■ **Required task**: Can you update the listing from its first line through the line with "scrollbar[interactable] [536, 184, 546, 310]" by replacing "Edit Account" with "Edit Profile" and leaving everything else unchanged?
** Start Source records **
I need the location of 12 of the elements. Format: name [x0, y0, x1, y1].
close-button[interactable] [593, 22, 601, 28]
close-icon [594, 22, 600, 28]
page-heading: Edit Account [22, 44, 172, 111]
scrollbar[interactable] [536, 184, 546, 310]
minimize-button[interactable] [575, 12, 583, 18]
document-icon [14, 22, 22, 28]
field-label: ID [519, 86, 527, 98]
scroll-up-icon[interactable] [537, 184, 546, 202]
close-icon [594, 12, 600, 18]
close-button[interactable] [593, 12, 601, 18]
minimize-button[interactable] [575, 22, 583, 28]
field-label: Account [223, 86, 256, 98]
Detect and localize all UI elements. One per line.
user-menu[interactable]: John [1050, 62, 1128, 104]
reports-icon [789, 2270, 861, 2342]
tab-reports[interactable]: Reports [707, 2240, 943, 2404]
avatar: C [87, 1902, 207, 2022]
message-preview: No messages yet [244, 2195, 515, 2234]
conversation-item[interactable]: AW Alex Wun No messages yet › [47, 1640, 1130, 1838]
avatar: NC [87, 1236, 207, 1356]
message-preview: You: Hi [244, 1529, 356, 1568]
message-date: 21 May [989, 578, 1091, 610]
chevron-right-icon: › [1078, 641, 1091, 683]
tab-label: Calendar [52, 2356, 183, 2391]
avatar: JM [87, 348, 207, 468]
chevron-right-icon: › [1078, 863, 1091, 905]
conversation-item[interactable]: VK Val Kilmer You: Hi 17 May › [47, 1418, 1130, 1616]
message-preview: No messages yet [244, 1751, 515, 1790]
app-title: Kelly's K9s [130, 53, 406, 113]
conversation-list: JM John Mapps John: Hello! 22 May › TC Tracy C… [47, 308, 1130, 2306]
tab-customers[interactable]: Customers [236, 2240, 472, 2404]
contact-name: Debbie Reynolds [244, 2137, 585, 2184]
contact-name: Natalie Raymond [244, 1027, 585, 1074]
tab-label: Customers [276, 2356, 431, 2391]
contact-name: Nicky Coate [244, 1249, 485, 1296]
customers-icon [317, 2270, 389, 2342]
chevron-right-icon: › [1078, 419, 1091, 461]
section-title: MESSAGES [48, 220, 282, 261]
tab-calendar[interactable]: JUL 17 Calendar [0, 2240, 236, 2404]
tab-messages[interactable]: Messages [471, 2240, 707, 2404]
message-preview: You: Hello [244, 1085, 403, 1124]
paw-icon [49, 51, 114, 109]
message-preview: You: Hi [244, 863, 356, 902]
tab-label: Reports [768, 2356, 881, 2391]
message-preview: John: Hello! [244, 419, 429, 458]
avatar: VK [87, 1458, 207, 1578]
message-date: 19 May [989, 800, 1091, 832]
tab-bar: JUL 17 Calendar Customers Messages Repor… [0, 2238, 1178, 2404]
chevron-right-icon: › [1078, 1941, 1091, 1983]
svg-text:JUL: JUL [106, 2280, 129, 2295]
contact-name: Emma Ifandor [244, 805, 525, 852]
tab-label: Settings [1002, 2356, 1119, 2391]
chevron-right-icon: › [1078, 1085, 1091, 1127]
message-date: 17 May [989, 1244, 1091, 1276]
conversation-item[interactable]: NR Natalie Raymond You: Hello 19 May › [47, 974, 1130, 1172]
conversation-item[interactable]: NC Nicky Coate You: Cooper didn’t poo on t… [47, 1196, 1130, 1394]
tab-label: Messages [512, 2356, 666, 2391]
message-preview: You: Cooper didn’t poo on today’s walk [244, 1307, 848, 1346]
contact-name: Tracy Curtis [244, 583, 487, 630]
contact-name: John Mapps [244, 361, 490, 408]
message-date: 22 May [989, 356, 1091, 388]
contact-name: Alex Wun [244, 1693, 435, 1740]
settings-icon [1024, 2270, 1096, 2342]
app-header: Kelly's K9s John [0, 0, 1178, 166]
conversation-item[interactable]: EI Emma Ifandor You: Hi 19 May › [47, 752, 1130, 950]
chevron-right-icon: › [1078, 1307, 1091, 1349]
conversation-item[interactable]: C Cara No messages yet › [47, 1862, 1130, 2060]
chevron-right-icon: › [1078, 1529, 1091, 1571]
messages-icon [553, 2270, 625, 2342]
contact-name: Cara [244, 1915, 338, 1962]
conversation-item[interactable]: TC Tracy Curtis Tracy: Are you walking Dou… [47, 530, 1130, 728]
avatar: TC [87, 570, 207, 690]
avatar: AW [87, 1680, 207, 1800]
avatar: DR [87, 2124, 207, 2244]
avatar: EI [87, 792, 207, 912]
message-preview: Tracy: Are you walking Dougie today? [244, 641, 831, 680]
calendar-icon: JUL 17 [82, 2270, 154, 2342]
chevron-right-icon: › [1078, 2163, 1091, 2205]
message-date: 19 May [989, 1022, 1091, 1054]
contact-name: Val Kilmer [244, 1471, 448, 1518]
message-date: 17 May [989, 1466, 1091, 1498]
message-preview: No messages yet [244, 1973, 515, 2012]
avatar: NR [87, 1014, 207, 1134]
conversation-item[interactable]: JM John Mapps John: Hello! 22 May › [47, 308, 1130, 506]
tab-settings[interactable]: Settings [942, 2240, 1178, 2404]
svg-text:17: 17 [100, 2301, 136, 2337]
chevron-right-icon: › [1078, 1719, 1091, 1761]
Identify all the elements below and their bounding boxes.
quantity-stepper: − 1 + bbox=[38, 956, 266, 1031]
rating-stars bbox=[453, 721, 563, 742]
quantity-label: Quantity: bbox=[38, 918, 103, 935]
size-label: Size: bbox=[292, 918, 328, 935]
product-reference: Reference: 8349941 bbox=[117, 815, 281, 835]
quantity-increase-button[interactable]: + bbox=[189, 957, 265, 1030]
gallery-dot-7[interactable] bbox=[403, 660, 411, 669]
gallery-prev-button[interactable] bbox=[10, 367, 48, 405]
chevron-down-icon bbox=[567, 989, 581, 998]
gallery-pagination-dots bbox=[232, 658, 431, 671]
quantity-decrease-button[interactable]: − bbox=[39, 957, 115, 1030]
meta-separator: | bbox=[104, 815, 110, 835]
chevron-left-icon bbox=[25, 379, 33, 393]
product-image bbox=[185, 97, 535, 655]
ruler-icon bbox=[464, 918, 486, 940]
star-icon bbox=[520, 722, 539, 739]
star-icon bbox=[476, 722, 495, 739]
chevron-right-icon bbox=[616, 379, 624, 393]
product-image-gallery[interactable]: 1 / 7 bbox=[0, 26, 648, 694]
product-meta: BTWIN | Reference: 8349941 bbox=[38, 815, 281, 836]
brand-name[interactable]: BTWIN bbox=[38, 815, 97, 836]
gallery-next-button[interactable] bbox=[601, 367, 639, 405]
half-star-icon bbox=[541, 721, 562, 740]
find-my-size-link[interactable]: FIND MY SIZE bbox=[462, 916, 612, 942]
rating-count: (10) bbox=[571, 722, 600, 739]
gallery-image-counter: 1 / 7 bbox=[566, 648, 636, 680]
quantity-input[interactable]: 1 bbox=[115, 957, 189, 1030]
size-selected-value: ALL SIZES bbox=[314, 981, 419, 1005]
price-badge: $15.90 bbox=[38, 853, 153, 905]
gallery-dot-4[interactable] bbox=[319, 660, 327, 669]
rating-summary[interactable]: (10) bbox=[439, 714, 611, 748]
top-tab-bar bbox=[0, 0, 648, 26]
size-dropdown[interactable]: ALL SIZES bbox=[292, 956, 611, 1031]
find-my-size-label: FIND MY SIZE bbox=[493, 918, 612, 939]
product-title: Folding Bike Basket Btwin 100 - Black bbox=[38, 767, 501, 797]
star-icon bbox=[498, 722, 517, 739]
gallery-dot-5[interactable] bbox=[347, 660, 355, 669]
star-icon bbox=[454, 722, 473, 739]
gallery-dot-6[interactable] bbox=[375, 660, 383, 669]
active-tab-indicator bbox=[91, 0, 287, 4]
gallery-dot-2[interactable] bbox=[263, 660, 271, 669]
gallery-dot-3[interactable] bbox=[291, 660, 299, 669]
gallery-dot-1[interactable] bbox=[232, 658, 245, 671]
** End Source records **
■ **Answer in full**:
I need the location of 12 of the elements. Format: name [x0, y0, x1, y1].
close-button[interactable] [593, 22, 601, 28]
close-icon [594, 22, 600, 28]
page-heading: Edit Profile [22, 44, 172, 111]
scrollbar[interactable] [536, 184, 546, 310]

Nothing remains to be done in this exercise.